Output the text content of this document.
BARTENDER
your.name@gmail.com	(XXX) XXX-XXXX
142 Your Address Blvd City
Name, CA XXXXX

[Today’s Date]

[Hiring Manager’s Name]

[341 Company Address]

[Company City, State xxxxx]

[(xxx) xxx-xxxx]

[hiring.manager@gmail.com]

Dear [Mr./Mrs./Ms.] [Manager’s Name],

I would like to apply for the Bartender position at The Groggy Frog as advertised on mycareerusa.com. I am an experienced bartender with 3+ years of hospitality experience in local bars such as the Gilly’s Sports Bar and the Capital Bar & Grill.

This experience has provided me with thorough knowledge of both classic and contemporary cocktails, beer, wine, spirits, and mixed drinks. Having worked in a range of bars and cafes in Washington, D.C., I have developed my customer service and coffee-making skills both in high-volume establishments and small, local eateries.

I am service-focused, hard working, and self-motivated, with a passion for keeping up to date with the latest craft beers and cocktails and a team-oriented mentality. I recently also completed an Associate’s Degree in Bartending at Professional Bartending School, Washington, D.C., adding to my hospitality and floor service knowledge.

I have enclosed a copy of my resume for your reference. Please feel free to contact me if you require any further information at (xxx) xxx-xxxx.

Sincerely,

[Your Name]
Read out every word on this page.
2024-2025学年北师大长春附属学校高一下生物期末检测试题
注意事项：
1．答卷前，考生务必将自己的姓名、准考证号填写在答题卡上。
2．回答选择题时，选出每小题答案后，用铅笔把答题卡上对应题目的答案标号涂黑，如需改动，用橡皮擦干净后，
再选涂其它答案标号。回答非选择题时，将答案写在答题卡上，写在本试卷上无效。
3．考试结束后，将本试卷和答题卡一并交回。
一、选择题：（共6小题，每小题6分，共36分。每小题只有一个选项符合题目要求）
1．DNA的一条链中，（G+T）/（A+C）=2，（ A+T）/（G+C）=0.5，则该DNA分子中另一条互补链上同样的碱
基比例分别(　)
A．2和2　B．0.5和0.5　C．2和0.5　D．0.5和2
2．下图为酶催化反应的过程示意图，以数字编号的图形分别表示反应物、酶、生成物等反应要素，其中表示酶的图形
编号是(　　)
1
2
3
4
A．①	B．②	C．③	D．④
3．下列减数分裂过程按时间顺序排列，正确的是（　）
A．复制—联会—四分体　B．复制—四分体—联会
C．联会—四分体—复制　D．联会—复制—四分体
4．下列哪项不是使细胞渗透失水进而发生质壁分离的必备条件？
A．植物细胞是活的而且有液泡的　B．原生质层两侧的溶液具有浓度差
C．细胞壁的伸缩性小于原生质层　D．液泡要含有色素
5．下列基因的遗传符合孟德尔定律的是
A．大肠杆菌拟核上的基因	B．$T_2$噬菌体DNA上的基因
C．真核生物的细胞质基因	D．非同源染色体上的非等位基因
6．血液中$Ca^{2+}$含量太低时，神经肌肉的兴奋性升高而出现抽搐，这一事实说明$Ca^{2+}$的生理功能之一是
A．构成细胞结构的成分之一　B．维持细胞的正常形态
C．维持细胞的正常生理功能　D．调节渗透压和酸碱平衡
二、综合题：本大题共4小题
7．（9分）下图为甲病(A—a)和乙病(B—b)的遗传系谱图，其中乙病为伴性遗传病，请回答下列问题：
__________________________________________________
• **Task to complete**: Output the whole listing above again, word for word.

• **Result for this exercise**:
Output the text content of this document.
BARTENDER
your.name@gmail.com	(XXX) XXX-XXXX
142 Your Address Blvd City
Name, CA XXXXX

[Today’s Date]

[Hiring Manager’s Name]

[341 Company Address]

[Company City, State xxxxx]

[(xxx) xxx-xxxx]

[hiring.manager@gmail.com]

Dear [Mr./Mrs./Ms.] [Manager’s Name],

I would like to apply for the Bartender position at The Groggy Frog as advertised on mycareerusa.com. I am an experienced bartender with 3+ years of hospitality experience in local bars such as the Gilly’s Sports Bar and the Capital Bar & Grill.

This experience has provided me with thorough knowledge of both classic and contemporary cocktails, beer, wine, spirits, and mixed drinks. Having worked in a range of bars and cafes in Washington, D.C., I have developed my customer service and coffee-making skills both in high-volume establishments and small, local eateries.

I am service-focused, hard working, and self-motivated, with a passion for keeping up to date with the latest craft beers and cocktails and a team-oriented mentality. I recently also completed an Associate’s Degree in Bartending at Professional Bartending School, Washington, D.C., adding to my hospitality and floor service knowledge.

I have enclosed a copy of my resume for your reference. Please feel free to contact me if you require any further information at (xxx) xxx-xxxx.

Sincerely,

[Your Name]
Read out every word on this page.
2024-2025学年北师大长春附属学校高一下生物期末检测试题
注意事项：
1．答卷前，考生务必将自己的姓名、准考证号填写在答题卡上。
2．回答选择题时，选出每小题答案后，用铅笔把答题卡上对应题目的答案标号涂黑，如需改动，用橡皮擦干净后，
再选涂其它答案标号。回答非选择题时，将答案写在答题卡上，写在本试卷上无效。
3．考试结束后，将本试卷和答题卡一并交回。
一、选择题：（共6小题，每小题6分，共36分。每小题只有一个选项符合题目要求）
1．DNA的一条链中，（G+T）/（A+C）=2，（ A+T）/（G+C）=0.5，则该DNA分子中另一条互补链上同样的碱
基比例分别(　)
A．2和2　B．0.5和0.5　C．2和0.5　D．0.5和2
2．下图为酶催化反应的过程示意图，以数字编号的图形分别表示反应物、酶、生成物等反应要素，其中表示酶的图形
编号是(　　)
1
2
3
4
A．①	B．②	C．③	D．④
3．下列减数分裂过程按时间顺序排列，正确的是（　）
A．复制—联会—四分体　B．复制—四分体—联会
C．联会—四分体—复制　D．联会—复制—四分体
4．下列哪项不是使细胞渗透失水进而发生质壁分离的必备条件？
A．植物细胞是活的而且有液泡的　B．原生质层两侧的溶液具有浓度差
C．细胞壁的伸缩性小于原生质层　D．液泡要含有色素
5．下列基因的遗传符合孟德尔定律的是
A．大肠杆菌拟核上的基因	B．$T_2$噬菌体DNA上的基因
C．真核生物的细胞质基因	D．非同源染色体上的非等位基因
6．血液中$Ca^{2+}$含量太低时，神经肌肉的兴奋性升高而出现抽搐，这一事实说明$Ca^{2+}$的生理功能之一是
A．构成细胞结构的成分之一　B．维持细胞的正常形态
C．维持细胞的正常生理功能　D．调节渗透压和酸碱平衡
二、综合题：本大题共4小题
7．（9分）下图为甲病(A—a)和乙病(B—b)的遗传系谱图，其中乙病为伴性遗传病，请回答下列问题：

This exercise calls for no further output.